What the exercise asks: Go through the entries below and print each one exactly, leaving out pictures.

.....

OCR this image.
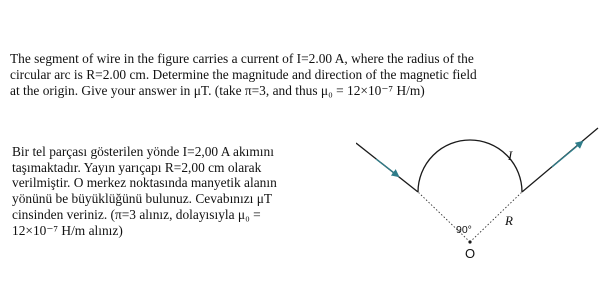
The segment of wire in the figure carries a current of I=2.00 A, where the radius of the
circular arc is R=2.00 cm. Determine the magnitude and direction of the magnetic field
at the origin. Give your answer in μT. (take π=3, and thus μ₀ = 12×10⁻⁷ H/m)

Bir tel parçası gösterilen yönde I=2,00 A akımını
taşımaktadır. Yayın yarıçapı R=2,00 cm olarak
verilmiştir. O merkez noktasında manyetik alanın
yönünü be büyüklüğünü bulunuz. Cevabınızı μT
cinsinden veriniz. (π=3 alınız, dolayısıyla μ₀ =
12×10⁻⁷ H/m alınız)

I
R
90°
O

.....

Answer:
OCR this image.
The segment of wire in the figure carries a current of I=2.00 A, where the radius of the
circular arc is R=2.00 cm. Determine the magnitude and direction of the magnetic field
at the origin. Give your answer in μT. (take π=3, and thus μ₀ = 12×10⁻⁷ H/m)

Bir tel parçası gösterilen yönde I=2,00 A akımını
taşımaktadır. Yayın yarıçapı R=2,00 cm olarak
verilmiştir. O merkez noktasında manyetik alanın
yönünü be büyüklüğünü bulunuz. Cevabınızı μT
cinsinden veriniz. (π=3 alınız, dolayısıyla μ₀ =
12×10⁻⁷ H/m alınız)

I
R
90°
O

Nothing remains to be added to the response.